Prompt. Your task is to copy the listing exactly, with the pictures left out.

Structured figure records
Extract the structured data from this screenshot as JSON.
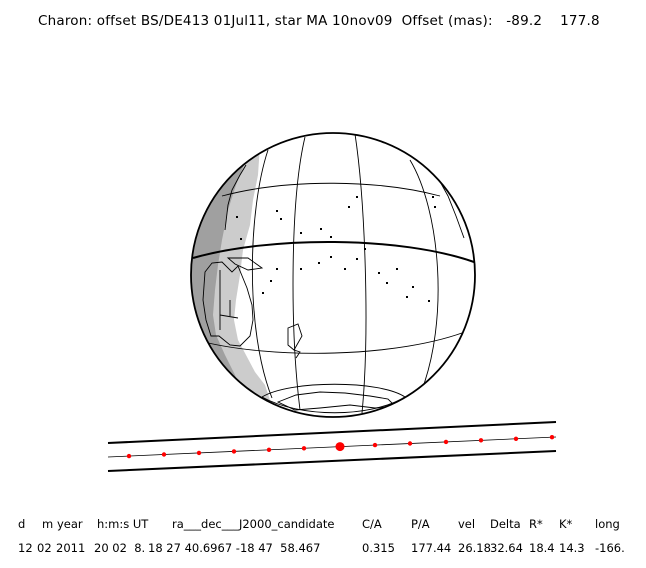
{
  "title": "Charon: offset BS/DE413 01Jul11, star MA 10nov09  Offset (mas):   -89.2    177.8",
  "colors": {
    "night": "#a0a0a0",
    "twilight": "#cccccc",
    "outline": "#000000",
    "track_points": "#ff0000"
  },
  "table": {
    "headers": [
      "d",
      "m",
      "year",
      "h:m:s UT",
      "ra___dec___J2000_candidate",
      "C/A",
      "P/A",
      "vel",
      "Delta",
      "R*",
      "K*",
      "long"
    ],
    "values": [
      "12",
      "02",
      "2011",
      "20 02  8.",
      "18 27 40.6967 -18 47  58.467",
      "0.315",
      "177.44",
      "26.18",
      "32.64",
      "18.4",
      "14.3",
      "-166."
    ]
  }
}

The response.
Extract the structured data from this screenshot as JSON.
{
  "title": "Charon: offset BS/DE413 01Jul11, star MA 10nov09  Offset (mas):   -89.2    177.8",
  "colors": {
    "night": "#a0a0a0",
    "twilight": "#cccccc",
    "outline": "#000000",
    "track_points": "#ff0000"
  },
  "table": {
    "headers": [
      "d",
      "m",
      "year",
      "h:m:s UT",
      "ra___dec___J2000_candidate",
      "C/A",
      "P/A",
      "vel",
      "Delta",
      "R*",
      "K*",
      "long"
    ],
    "values": [
      "12",
      "02",
      "2011",
      "20 02  8.",
      "18 27 40.6967 -18 47  58.467",
      "0.315",
      "177.44",
      "26.18",
      "32.64",
      "18.4",
      "14.3",
      "-166."
    ]
  }
}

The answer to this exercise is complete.